## Exercise goal
Quote the listing below in full and exactly as written, but omit every picture.

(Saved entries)

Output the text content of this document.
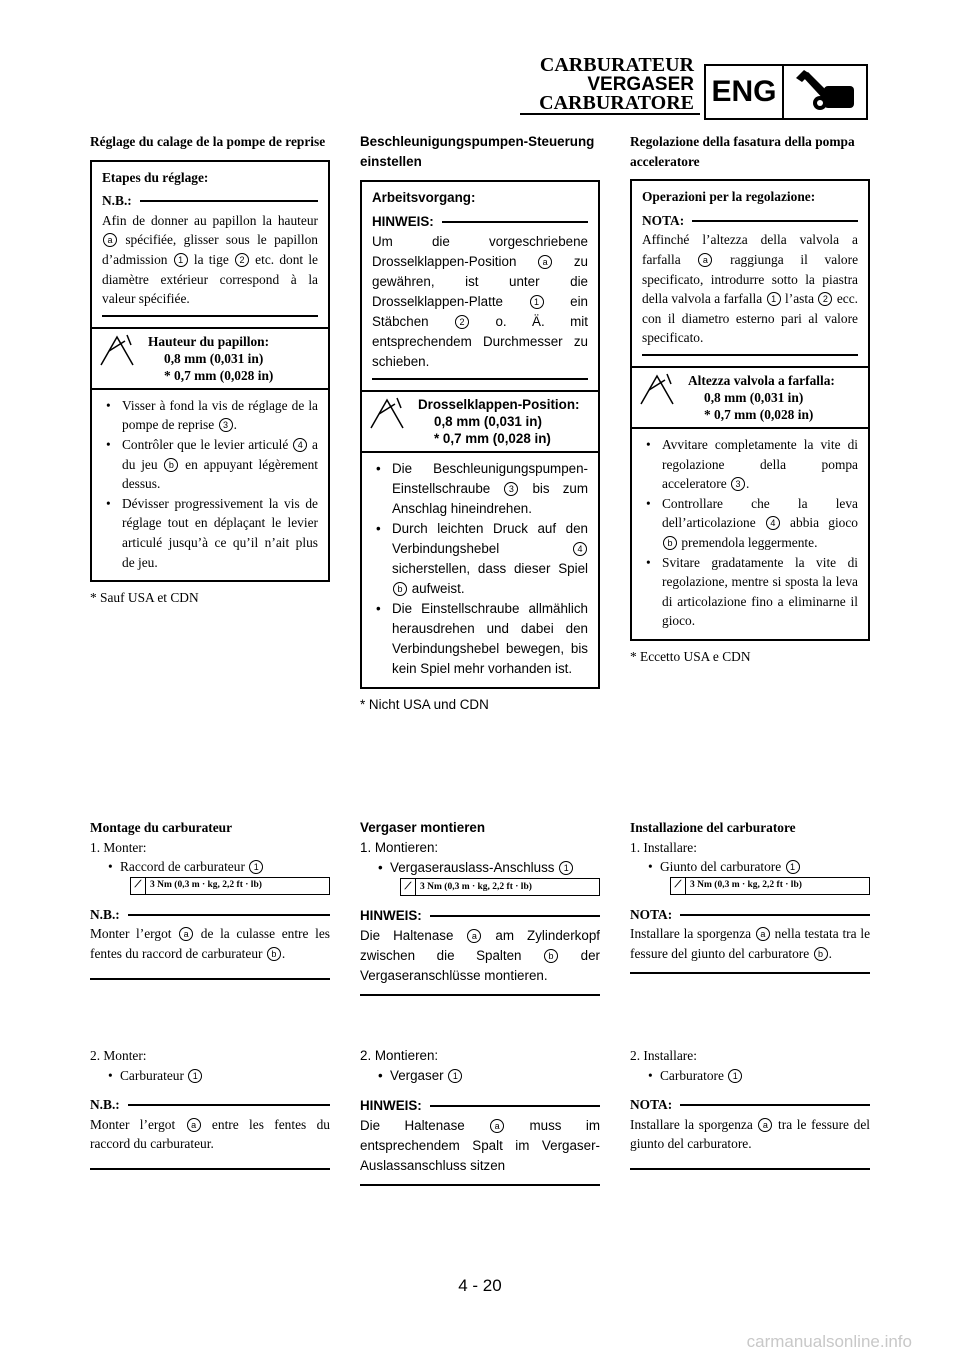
CARBURATEUR
VERGASER
CARBURATORE ENG

Réglage du calage de la pompe de reprise

Etapes du réglage:
N.B.:
Afin de donner au papillon la hauteur a spécifiée, glisser sous le papillon d’admission 1 la tige 2 etc. dont le diamètre extérieur correspond à la valeur spécifiée.
Hauteur du papillon:
0,8 mm (0,031 in)
* 0,7 mm (0,028 in)
• Visser à fond la vis de réglage de la pompe de reprise 3 .
• Contrôler que le levier articulé 4 a du jeu b en appuyant légèrement dessus.
• Dévisser progressivement la vis de réglage tout en déplaçant le levier articulé jusqu’à ce qu’il n’ait plus de jeu.
* Sauf USA et CDN

Montage du carburateur

1. Monter:
• Raccord de carburateur 1
⟋ 3 Nm (0,3 m · kg, 2,2 ft · lb)
N.B.:
Monter l’ergot a de la culasse entre les fentes du raccord de carburateur b .
2. Monter:
• Carburateur 1
N.B.:
Monter l’ergot a entre les fentes du raccord du carburateur.

Beschleunigungspumpen-Steuerung einstellen

Arbeitsvorgang:
HINWEIS:
Um die vorgeschriebene Drosselklappen-Position a zu gewähren, ist unter die Drosselklappen-Platte 1 ein Stäbchen 2 o. Ä. mit entsprechendem Durchmesser zu schieben.
Drosselklappen-Position:
0,8 mm (0,031 in)
* 0,7 mm (0,028 in)
• Die Beschleunigungspumpen-Einstellschraube 3 bis zum Anschlag hineindrehen.
• Durch leichten Druck auf den Verbindungshebel 4 sicherstellen, dass dieser Spiel b aufweist.
• Die Einstellschraube allmählich herausdrehen und dabei den Verbindungshebel bewegen, bis kein Spiel mehr vorhanden ist.
* Nicht USA und CDN

Vergaser montieren

1. Montieren:
• Vergaserauslass-Anschluss 1
⟋ 3 Nm (0,3 m · kg, 2,2 ft · lb)
HINWEIS:
Die Haltenase a am Zylinderkopf zwischen die Spalten b der Vergaseranschlüsse montieren.
2. Montieren:
• Vergaser 1
HINWEIS:
Die Haltenase a muss im entsprechendem Spalt im Vergaser-Auslassanschluss sitzen

Regolazione della fasatura della pompa acceleratore

Operazioni per la regolazione:
NOTA:
Affinché l’altezza della valvola a farfalla a raggiunga il valore specificato, introdurre sotto la piastra della valvola a farfalla 1 l’asta 2 ecc. con il diametro esterno pari al valore specificato.
Altezza valvola a farfalla:
0,8 mm (0,031 in)
* 0,7 mm (0,028 in)
• Avvitare completamente la vite di regolazione della pompa acceleratore 3 .
• Controllare che la leva dell’articolazione 4 abbia gioco b premendola leggermente.
• Svitare gradatamente la vite di regolazione, mentre si sposta la leva di articolazione fino a eliminarne il gioco.
* Eccetto USA e CDN

Installazione del carburatore

1. Installare:
• Giunto del carburatore 1
⟋ 3 Nm (0,3 m · kg, 2,2 ft · lb)
NOTA:
Installare la sporgenza a nella testata tra le fessure del giunto del carburatore b .
2. Installare:
• Carburatore 1
NOTA:
Installare la sporgenza a tra le fessure del giunto del carburatore.
4 - 20
carmanualsonline.info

## Solution to this problem
Output the text content of this document.
CARBURATEUR
VERGASER
CARBURATORE ENG

Réglage du calage de la pompe de reprise

Etapes du réglage:
N.B.:
Afin de donner au papillon la hauteur a spécifiée, glisser sous le papillon d’admission 1 la tige 2 etc. dont le diamètre extérieur correspond à la valeur spécifiée.
Hauteur du papillon:
0,8 mm (0,031 in)
* 0,7 mm (0,028 in)
• Visser à fond la vis de réglage de la pompe de reprise 3 .
• Contrôler que le levier articulé 4 a du jeu b en appuyant légèrement dessus.
• Dévisser progressivement la vis de réglage tout en déplaçant le levier articulé jusqu’à ce qu’il n’ait plus de jeu.
* Sauf USA et CDN

Montage du carburateur

1. Monter:
• Raccord de carburateur 1
⟋ 3 Nm (0,3 m · kg, 2,2 ft · lb)
N.B.:
Monter l’ergot a de la culasse entre les fentes du raccord de carburateur b .
2. Monter:
• Carburateur 1
N.B.:
Monter l’ergot a entre les fentes du raccord du carburateur.

Beschleunigungspumpen-Steuerung einstellen

Arbeitsvorgang:
HINWEIS:
Um die vorgeschriebene Drosselklappen-Position a zu gewähren, ist unter die Drosselklappen-Platte 1 ein Stäbchen 2 o. Ä. mit entsprechendem Durchmesser zu schieben.
Drosselklappen-Position:
0,8 mm (0,031 in)
* 0,7 mm (0,028 in)
• Die Beschleunigungspumpen-Einstellschraube 3 bis zum Anschlag hineindrehen.
• Durch leichten Druck auf den Verbindungshebel 4 sicherstellen, dass dieser Spiel b aufweist.
• Die Einstellschraube allmählich herausdrehen und dabei den Verbindungshebel bewegen, bis kein Spiel mehr vorhanden ist.
* Nicht USA und CDN

Vergaser montieren

1. Montieren:
• Vergaserauslass-Anschluss 1
⟋ 3 Nm (0,3 m · kg, 2,2 ft · lb)
HINWEIS:
Die Haltenase a am Zylinderkopf zwischen die Spalten b der Vergaseranschlüsse montieren.
2. Montieren:
• Vergaser 1
HINWEIS:
Die Haltenase a muss im entsprechendem Spalt im Vergaser-Auslassanschluss sitzen

Regolazione della fasatura della pompa acceleratore

Operazioni per la regolazione:
NOTA:
Affinché l’altezza della valvola a farfalla a raggiunga il valore specificato, introdurre sotto la piastra della valvola a farfalla 1 l’asta 2 ecc. con il diametro esterno pari al valore specificato.
Altezza valvola a farfalla:
0,8 mm (0,031 in)
* 0,7 mm (0,028 in)
• Avvitare completamente la vite di regolazione della pompa acceleratore 3 .
• Controllare che la leva dell’articolazione 4 abbia gioco b premendola leggermente.
• Svitare gradatamente la vite di regolazione, mentre si sposta la leva di articolazione fino a eliminarne il gioco.
* Eccetto USA e CDN

Installazione del carburatore

1. Installare:
• Giunto del carburatore 1
⟋ 3 Nm (0,3 m · kg, 2,2 ft · lb)
NOTA:
Installare la sporgenza a nella testata tra le fessure del giunto del carburatore b .
2. Installare:
• Carburatore 1
NOTA:
Installare la sporgenza a tra le fessure del giunto del carburatore.
4 - 20
carmanualsonline.info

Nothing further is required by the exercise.